**PROBLEM**
Reproduce the listing below word for word, with no pictures.

**DATA SUPPLIED**
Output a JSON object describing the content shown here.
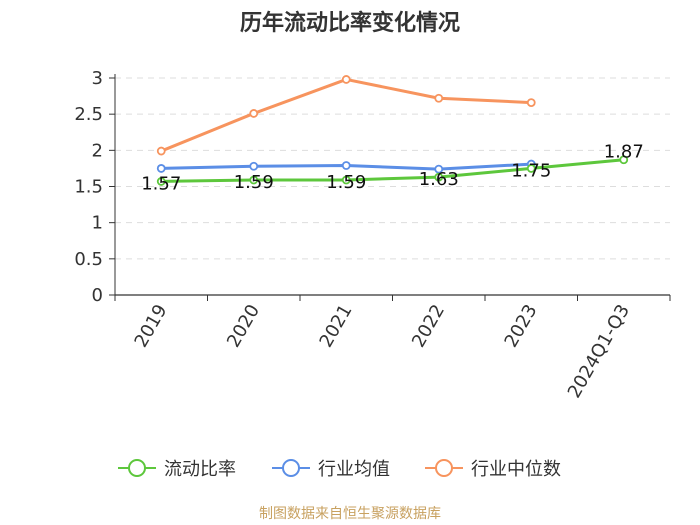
{
  "chart_data": {
    "type": "line",
    "title": "历年流动比率变化情况",
    "categories": [
      "2019",
      "2020",
      "2021",
      "2022",
      "2023",
      "2024Q1-Q3"
    ],
    "ylim": [
      0,
      3
    ],
    "yticks": [
      "0",
      "0.5",
      "1",
      "1.5",
      "2",
      "2.5",
      "3"
    ],
    "grid": true,
    "legend_position": "bottom",
    "series": [
      {
        "name": "流动比率",
        "color": "#5dc73c",
        "values": [
          1.57,
          1.59,
          1.59,
          1.63,
          1.75,
          1.87
        ],
        "labels": [
          "1.57",
          "1.59",
          "1.59",
          "1.63",
          "1.75",
          "1.87"
        ]
      },
      {
        "name": "行业均值",
        "color": "#5b8ee6",
        "values": [
          1.75,
          1.78,
          1.79,
          1.74,
          1.81,
          null
        ]
      },
      {
        "name": "行业中位数",
        "color": "#f7945e",
        "values": [
          1.99,
          2.51,
          2.98,
          2.72,
          2.66,
          null
        ]
      }
    ],
    "source": "制图数据来自恒生聚源数据库"
  }
}
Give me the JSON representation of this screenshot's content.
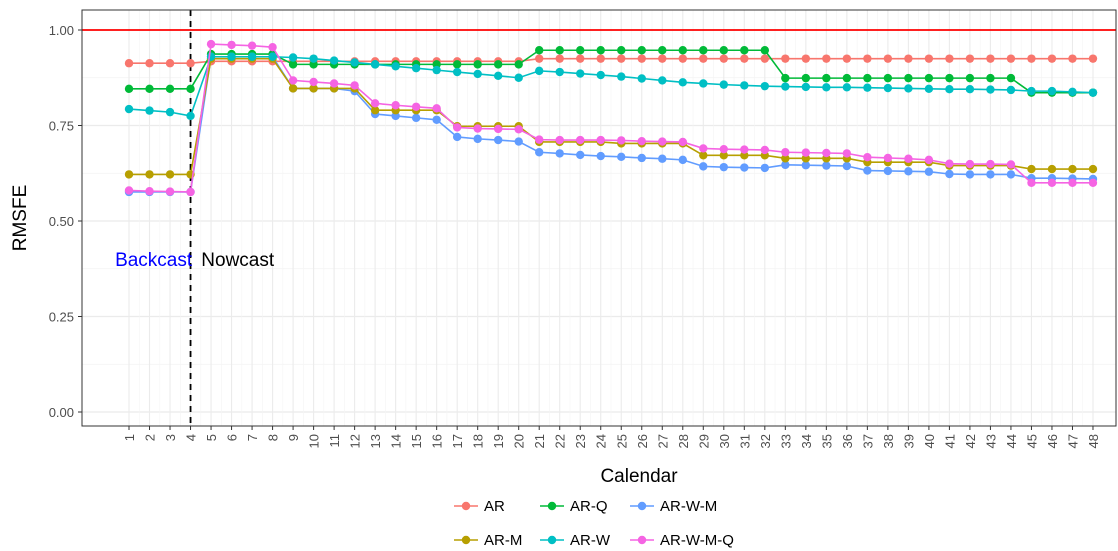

**SOLVED PROBLEM**
Output a JSON object describing the content shown here.
{
  "chart_data": {
    "type": "line",
    "title": "历年流动比率变化情况",
    "categories": [
      "2019",
      "2020",
      "2021",
      "2022",
      "2023",
      "2024Q1-Q3"
    ],
    "ylim": [
      0,
      3
    ],
    "yticks": [
      "0",
      "0.5",
      "1",
      "1.5",
      "2",
      "2.5",
      "3"
    ],
    "grid": true,
    "legend_position": "bottom",
    "series": [
      {
        "name": "流动比率",
        "color": "#5dc73c",
        "values": [
          1.57,
          1.59,
          1.59,
          1.63,
          1.75,
          1.87
        ],
        "labels": [
          "1.57",
          "1.59",
          "1.59",
          "1.63",
          "1.75",
          "1.87"
        ]
      },
      {
        "name": "行业均值",
        "color": "#5b8ee6",
        "values": [
          1.75,
          1.78,
          1.79,
          1.74,
          1.81,
          null
        ]
      },
      {
        "name": "行业中位数",
        "color": "#f7945e",
        "values": [
          1.99,
          2.51,
          2.98,
          2.72,
          2.66,
          null
        ]
      }
    ],
    "source": "制图数据来自恒生聚源数据库"
  }
}
Give me the JSON representation of this screenshot's content.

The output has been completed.